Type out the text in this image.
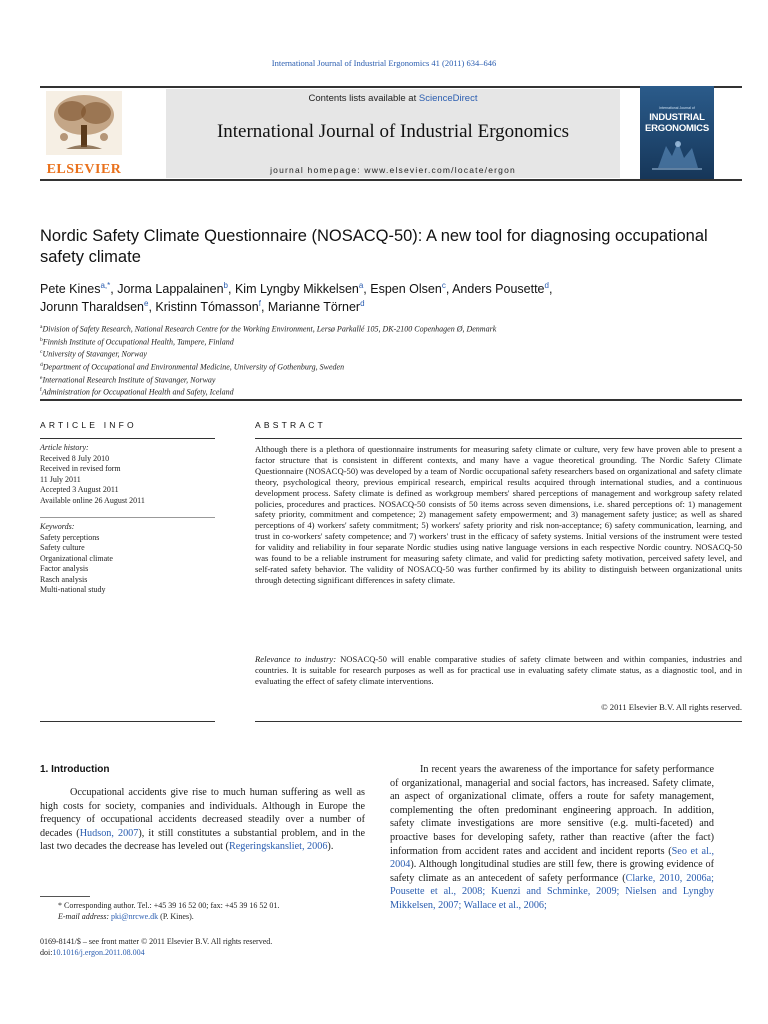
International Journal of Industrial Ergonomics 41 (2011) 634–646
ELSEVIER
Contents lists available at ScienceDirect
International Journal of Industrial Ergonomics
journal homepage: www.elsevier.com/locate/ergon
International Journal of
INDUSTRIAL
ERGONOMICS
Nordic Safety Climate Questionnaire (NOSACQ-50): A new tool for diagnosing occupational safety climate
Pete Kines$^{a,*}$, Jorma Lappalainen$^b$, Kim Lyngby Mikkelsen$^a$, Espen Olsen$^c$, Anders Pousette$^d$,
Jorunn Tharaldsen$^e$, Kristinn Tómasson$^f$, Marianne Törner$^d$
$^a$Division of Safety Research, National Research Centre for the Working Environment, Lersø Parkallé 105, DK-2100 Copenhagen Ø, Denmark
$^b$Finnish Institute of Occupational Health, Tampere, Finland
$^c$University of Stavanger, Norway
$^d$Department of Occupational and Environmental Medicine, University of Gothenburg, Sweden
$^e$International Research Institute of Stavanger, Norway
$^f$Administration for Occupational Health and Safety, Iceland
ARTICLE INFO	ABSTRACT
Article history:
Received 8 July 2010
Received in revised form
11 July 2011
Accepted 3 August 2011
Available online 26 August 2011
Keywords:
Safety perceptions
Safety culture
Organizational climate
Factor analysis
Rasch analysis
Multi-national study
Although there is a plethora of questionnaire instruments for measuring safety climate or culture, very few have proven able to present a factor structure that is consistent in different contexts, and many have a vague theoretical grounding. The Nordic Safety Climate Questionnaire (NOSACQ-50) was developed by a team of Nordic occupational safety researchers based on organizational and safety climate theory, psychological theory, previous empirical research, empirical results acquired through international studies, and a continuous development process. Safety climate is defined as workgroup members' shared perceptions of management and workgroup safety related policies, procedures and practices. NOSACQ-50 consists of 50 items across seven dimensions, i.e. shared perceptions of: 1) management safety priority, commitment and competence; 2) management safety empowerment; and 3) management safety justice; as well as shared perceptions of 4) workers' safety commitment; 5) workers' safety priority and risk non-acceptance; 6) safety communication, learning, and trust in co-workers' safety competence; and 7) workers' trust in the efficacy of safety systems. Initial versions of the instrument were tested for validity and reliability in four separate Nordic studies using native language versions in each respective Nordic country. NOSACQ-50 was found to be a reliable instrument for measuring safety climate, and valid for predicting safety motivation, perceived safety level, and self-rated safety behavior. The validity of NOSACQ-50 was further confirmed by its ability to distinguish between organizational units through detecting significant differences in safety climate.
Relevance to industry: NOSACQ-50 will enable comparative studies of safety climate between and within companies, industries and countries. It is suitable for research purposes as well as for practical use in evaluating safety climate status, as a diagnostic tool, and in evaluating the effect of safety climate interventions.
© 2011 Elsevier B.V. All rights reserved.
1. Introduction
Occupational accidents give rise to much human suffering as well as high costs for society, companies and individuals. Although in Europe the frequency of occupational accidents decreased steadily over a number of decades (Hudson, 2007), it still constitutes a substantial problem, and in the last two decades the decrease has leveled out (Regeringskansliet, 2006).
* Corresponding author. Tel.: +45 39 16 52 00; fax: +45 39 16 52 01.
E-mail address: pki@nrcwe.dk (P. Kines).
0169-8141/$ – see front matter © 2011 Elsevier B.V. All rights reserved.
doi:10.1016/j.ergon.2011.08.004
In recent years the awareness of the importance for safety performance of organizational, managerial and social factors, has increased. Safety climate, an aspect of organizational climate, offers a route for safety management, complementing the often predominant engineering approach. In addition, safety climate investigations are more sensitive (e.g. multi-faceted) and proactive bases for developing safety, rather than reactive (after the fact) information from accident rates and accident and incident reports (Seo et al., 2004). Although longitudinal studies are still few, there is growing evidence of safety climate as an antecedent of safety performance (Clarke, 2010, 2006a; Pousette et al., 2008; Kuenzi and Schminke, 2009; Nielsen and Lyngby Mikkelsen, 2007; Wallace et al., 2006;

##############################

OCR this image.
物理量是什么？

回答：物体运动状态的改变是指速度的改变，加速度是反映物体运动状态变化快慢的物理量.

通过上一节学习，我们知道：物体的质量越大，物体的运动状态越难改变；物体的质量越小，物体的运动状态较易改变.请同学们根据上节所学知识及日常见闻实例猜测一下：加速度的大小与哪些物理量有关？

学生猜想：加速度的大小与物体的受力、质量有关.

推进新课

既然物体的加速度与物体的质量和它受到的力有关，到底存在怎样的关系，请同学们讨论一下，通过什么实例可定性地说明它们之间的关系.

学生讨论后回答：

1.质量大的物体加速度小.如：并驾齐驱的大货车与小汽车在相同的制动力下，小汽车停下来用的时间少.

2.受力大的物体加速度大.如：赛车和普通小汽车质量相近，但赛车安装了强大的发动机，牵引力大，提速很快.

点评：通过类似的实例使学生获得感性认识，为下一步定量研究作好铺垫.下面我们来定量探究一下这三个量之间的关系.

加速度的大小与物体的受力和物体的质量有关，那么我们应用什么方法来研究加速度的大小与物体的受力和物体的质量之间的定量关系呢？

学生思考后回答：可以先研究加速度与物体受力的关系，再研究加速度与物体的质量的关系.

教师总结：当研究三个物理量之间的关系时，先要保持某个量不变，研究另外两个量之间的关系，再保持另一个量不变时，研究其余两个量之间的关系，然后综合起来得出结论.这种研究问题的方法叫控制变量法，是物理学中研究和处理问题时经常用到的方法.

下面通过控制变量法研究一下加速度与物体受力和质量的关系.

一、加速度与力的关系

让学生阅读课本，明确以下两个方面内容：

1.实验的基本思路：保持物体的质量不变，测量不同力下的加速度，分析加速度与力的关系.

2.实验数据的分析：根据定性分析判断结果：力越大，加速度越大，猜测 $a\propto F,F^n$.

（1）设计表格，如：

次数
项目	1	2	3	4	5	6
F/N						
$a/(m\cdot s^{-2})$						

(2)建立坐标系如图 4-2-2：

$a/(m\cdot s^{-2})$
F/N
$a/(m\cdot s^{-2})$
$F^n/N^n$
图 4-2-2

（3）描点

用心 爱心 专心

##############################

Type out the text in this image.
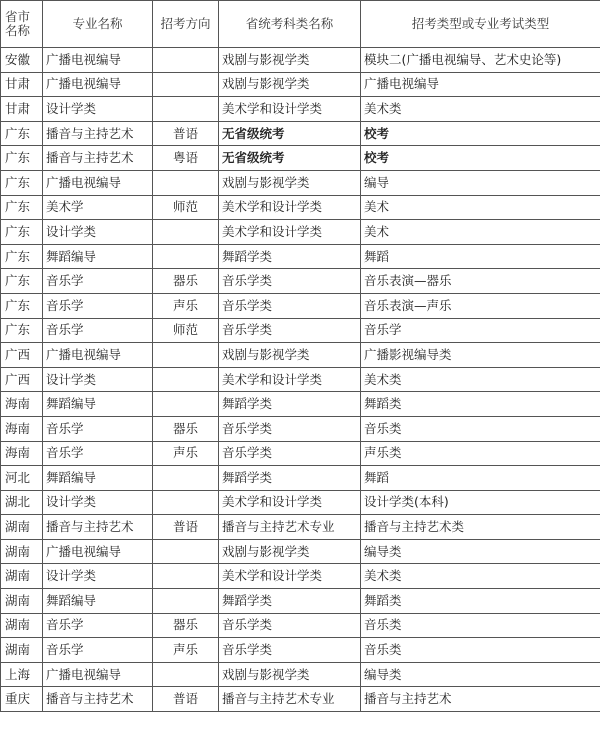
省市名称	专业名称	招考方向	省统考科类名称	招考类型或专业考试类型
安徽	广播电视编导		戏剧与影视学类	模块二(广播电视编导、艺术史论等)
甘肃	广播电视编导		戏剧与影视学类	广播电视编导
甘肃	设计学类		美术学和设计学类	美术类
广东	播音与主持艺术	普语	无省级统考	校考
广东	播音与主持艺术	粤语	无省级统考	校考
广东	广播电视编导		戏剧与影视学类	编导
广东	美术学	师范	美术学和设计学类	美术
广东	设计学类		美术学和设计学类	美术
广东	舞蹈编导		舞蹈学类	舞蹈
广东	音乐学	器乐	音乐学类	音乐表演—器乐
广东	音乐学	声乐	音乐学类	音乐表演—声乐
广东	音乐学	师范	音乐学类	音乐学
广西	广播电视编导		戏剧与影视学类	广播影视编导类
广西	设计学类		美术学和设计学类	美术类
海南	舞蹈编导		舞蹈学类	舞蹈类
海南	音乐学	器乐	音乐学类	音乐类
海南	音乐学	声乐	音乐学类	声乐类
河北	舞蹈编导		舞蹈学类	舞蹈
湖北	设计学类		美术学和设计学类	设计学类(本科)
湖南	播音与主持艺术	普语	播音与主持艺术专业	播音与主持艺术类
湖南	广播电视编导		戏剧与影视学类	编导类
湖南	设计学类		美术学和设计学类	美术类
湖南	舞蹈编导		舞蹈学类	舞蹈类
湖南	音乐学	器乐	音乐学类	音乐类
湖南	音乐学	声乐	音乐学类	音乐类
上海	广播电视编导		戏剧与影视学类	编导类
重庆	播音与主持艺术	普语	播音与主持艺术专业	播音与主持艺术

##############################

- Exercise instructions
Where a line holds "Health", copy that line.

- Exercise solution
$^b$Finnish Institute of Occupational Health, Tampere, Finland
$^f$Administration for Occupational Health and Safety, Iceland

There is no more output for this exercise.